Data entries
##########

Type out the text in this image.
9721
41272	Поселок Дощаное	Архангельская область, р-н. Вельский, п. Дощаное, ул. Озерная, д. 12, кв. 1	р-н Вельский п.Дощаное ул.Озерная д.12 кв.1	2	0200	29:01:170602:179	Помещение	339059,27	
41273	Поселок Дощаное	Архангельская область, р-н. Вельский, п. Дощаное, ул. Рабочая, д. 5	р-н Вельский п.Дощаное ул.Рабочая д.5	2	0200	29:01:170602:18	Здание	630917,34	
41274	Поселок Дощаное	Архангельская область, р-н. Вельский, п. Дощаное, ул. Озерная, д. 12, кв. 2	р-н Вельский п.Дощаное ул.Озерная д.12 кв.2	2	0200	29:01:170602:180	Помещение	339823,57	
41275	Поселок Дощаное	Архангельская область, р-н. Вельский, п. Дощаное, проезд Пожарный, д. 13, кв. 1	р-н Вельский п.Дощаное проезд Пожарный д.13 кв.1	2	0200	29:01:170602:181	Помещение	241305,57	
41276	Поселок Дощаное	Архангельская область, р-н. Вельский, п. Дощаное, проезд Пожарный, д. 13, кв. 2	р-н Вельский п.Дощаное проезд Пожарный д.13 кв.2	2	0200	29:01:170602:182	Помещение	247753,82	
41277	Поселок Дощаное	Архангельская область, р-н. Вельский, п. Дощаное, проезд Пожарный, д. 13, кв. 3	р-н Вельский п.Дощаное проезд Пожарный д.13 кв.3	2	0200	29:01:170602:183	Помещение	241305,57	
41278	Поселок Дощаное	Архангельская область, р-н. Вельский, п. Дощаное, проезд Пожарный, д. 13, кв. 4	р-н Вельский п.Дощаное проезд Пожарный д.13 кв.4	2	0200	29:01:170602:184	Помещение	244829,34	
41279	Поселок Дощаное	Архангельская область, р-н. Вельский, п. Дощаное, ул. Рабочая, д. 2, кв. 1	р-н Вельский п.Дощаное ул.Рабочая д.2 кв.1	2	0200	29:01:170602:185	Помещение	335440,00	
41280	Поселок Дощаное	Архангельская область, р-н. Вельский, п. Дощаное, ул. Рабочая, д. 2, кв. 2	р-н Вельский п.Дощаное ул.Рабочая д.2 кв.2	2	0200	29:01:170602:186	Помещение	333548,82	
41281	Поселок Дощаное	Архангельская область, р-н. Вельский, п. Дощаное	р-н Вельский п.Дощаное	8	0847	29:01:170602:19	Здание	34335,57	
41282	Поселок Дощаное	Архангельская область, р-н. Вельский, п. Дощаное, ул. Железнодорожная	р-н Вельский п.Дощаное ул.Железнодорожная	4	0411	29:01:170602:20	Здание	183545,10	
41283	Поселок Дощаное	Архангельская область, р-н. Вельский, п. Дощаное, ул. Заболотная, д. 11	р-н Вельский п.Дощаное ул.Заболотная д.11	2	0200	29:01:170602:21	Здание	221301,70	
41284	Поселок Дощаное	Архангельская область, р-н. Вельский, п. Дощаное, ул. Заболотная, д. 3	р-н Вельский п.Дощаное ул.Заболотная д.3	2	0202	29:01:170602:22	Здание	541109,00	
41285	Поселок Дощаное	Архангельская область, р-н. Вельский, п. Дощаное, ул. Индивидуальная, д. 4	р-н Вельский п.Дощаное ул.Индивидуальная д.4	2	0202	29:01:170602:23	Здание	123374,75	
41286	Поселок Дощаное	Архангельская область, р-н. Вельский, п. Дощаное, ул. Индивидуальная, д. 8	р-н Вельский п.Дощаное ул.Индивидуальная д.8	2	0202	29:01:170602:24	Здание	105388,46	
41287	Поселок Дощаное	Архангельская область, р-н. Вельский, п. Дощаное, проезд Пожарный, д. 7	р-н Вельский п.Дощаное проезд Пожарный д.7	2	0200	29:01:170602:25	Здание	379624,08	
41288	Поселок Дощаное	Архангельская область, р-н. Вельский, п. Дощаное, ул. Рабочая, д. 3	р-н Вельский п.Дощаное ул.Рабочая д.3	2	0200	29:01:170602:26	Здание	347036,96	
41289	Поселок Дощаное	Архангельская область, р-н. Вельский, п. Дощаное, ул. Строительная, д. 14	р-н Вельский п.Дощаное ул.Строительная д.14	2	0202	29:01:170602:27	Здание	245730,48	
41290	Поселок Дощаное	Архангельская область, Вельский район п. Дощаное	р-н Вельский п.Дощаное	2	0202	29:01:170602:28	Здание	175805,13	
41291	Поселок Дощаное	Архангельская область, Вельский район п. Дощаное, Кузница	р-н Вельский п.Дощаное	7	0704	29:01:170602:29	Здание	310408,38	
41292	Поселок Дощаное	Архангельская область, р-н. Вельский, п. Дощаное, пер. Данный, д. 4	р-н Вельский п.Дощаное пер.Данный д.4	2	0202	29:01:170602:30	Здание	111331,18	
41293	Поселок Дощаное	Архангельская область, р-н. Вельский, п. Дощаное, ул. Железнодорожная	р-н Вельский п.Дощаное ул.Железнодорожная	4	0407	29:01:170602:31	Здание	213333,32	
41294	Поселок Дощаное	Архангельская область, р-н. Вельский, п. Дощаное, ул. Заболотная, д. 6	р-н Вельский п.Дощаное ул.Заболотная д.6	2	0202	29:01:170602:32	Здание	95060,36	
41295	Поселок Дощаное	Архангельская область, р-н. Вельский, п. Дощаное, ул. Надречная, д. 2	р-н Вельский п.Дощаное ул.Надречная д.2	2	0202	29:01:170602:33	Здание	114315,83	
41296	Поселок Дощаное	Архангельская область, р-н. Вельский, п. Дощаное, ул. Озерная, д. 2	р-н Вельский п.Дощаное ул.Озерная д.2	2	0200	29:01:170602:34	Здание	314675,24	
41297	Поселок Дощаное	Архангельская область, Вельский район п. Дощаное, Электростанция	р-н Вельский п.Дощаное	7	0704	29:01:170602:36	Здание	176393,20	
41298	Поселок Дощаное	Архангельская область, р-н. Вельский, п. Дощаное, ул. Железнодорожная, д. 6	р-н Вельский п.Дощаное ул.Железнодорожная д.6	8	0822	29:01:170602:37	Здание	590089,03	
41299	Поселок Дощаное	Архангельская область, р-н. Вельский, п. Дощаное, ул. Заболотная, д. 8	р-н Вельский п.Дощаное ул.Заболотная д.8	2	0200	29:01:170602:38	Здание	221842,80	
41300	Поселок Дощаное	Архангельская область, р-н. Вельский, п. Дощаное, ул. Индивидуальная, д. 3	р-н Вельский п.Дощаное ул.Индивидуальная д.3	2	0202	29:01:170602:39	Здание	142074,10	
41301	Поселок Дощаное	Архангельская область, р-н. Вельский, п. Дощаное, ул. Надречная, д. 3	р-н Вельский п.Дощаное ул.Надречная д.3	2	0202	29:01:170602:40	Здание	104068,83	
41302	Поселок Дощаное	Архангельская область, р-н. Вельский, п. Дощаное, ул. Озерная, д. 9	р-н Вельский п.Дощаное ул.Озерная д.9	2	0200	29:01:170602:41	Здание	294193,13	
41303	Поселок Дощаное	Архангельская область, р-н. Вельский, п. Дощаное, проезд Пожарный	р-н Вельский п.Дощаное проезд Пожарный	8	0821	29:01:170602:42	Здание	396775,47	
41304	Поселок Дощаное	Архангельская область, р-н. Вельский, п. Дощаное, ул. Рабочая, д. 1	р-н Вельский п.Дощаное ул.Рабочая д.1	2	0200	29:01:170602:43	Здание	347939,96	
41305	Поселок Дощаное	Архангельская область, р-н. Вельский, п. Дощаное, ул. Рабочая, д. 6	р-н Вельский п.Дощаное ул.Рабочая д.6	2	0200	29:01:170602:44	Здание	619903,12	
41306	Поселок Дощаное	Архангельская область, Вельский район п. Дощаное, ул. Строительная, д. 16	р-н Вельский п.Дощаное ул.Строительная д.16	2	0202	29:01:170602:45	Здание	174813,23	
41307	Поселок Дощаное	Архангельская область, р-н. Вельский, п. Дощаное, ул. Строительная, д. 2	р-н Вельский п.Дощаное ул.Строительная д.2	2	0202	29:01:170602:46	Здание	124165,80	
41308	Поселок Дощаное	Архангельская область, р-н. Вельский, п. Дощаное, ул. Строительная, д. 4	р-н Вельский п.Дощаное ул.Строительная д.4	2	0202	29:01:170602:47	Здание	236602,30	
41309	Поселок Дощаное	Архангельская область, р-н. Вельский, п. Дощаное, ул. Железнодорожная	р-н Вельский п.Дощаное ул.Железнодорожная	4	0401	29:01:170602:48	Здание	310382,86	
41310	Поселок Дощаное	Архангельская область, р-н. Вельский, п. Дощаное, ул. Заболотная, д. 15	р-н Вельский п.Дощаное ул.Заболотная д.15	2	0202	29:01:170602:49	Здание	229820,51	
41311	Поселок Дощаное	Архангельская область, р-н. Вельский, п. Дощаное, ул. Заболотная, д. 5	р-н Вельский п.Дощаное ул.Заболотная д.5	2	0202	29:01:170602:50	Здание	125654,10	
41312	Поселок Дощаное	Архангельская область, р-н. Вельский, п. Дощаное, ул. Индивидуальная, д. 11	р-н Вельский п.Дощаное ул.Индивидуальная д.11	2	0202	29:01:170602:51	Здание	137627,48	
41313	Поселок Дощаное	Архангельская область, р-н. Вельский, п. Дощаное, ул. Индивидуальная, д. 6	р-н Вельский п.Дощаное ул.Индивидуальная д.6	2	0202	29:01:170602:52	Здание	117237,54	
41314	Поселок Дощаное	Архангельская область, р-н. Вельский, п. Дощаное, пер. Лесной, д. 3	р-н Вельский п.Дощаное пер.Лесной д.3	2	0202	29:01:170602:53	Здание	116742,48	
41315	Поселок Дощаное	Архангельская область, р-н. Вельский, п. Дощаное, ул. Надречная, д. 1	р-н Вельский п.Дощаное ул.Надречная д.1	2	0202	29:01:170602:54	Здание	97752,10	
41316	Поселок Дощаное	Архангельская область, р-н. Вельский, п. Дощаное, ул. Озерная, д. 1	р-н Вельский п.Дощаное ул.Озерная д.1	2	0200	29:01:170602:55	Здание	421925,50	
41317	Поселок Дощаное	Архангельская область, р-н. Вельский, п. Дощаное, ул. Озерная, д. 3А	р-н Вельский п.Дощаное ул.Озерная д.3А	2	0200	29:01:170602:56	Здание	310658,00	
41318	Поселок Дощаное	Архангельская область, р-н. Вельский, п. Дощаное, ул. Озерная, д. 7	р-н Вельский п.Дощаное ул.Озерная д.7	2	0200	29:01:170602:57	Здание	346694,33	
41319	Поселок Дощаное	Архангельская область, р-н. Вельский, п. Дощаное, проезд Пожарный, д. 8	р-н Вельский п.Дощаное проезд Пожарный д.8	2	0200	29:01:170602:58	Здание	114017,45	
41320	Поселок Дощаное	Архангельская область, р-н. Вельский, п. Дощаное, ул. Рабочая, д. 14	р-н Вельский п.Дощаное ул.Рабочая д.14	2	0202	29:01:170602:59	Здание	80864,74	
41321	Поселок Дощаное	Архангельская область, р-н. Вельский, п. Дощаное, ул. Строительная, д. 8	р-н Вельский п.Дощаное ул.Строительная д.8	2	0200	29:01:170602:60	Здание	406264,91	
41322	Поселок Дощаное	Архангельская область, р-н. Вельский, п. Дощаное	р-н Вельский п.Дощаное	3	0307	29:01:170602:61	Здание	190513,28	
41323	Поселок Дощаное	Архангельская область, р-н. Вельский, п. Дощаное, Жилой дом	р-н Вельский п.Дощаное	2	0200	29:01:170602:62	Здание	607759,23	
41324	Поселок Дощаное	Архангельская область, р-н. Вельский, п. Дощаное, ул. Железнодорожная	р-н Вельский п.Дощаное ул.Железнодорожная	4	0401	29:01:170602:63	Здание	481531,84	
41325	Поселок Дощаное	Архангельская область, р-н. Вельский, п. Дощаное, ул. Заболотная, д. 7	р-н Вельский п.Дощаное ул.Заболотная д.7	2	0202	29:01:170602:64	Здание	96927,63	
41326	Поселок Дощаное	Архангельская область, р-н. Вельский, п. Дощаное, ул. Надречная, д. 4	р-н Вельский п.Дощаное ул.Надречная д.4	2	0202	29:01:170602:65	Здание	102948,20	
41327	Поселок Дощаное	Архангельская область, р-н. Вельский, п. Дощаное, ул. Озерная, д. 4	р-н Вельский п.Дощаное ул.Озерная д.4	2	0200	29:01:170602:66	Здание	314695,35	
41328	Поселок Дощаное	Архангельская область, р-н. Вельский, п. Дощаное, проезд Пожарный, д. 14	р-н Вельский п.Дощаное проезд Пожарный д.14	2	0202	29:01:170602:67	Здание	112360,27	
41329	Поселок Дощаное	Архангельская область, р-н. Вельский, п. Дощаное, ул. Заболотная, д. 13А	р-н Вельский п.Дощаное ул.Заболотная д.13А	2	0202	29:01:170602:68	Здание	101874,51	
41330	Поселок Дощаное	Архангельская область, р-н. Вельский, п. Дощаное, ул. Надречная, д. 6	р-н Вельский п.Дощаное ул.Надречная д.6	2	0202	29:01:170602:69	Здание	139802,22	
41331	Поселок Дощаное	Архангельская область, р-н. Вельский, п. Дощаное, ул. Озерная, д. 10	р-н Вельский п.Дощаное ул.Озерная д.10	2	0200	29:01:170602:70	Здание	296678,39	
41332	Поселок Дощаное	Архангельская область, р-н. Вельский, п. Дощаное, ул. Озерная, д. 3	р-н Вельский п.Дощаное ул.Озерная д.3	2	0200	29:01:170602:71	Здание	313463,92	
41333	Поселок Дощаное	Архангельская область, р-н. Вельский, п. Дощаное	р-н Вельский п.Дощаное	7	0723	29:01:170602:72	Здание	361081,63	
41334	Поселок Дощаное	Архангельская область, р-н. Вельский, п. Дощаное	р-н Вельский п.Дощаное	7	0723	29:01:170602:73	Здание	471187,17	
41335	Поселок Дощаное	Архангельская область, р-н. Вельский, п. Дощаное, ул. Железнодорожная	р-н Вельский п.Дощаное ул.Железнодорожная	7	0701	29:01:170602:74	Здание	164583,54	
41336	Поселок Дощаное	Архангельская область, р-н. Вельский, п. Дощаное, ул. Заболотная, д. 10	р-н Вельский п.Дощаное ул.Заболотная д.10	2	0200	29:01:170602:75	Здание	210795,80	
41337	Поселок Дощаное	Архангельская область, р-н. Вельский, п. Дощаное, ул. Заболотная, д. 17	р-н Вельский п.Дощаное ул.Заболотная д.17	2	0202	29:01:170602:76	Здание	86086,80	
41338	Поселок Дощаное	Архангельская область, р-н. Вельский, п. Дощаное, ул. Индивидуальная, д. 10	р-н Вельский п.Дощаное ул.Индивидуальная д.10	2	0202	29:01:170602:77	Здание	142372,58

##########

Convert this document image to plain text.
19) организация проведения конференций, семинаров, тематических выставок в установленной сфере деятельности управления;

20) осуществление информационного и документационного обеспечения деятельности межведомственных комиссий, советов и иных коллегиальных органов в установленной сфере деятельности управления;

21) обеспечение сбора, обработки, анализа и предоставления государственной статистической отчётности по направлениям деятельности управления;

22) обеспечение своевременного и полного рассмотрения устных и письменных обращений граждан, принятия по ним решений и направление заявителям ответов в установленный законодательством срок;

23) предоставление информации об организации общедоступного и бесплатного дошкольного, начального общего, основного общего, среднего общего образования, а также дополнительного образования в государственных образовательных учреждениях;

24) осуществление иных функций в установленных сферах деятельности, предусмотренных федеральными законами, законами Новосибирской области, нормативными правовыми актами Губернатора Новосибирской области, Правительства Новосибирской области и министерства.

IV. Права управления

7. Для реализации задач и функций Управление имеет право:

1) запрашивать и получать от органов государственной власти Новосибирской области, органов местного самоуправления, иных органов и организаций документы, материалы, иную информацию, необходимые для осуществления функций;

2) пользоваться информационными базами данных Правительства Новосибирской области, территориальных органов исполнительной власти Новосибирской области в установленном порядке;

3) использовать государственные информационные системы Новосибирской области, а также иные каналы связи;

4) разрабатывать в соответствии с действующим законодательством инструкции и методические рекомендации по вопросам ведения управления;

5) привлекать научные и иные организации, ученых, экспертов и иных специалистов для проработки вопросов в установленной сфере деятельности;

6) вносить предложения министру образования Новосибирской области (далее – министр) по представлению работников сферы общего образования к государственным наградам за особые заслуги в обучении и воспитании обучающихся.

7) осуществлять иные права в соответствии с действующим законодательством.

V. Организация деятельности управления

##########

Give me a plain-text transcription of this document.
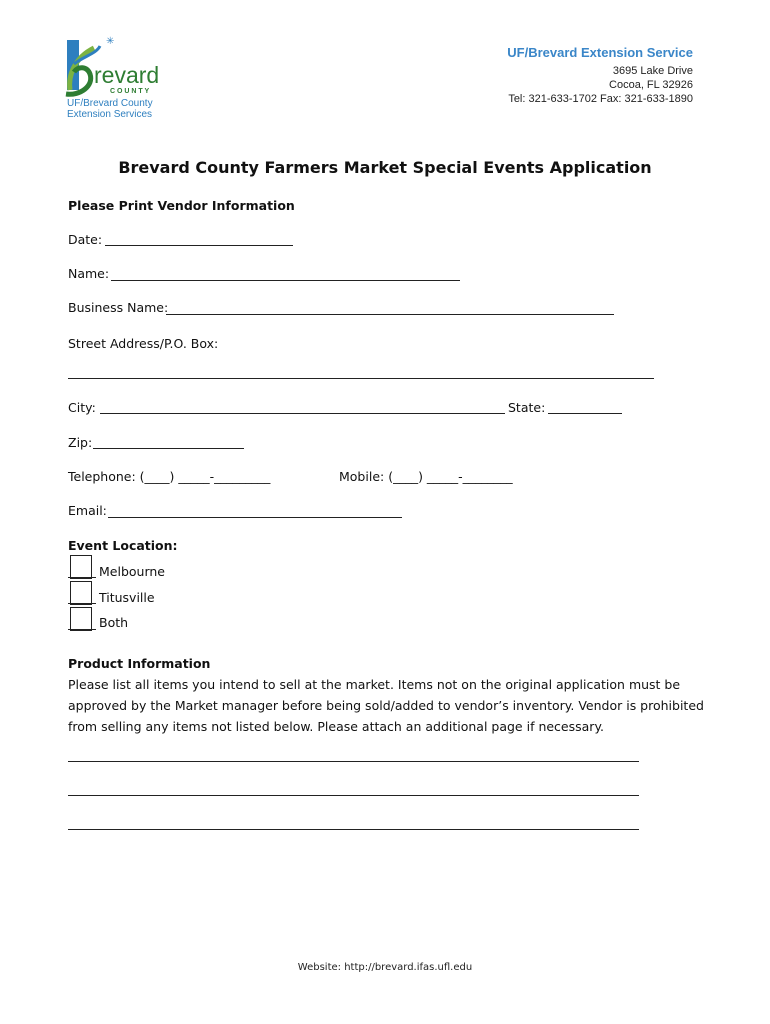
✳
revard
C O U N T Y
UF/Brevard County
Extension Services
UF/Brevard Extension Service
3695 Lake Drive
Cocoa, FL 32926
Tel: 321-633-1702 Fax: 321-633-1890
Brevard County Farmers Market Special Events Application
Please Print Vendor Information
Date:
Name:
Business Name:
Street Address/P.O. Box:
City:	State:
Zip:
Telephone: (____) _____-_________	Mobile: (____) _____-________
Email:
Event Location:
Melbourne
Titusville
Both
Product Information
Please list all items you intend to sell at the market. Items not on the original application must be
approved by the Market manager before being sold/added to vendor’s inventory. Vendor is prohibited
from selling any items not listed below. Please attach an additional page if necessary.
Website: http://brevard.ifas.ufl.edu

##########

Copy out each line of the data where the string "функций" appears.

Result for this task:
24) осуществление иных функций в установленных сферах деятельности, предусмотренных федеральными законами, законами Новосибирской области, нормативными правовыми актами Губернатора Новосибирской области, Правительства Новосибирской области и министерства.
7. Для реализации задач и функций Управление имеет право:
1) запрашивать и получать от органов государственной власти Новосибирской области, органов местного самоуправления, иных органов и организаций документы, материалы, иную информацию, необходимые для осуществления функций;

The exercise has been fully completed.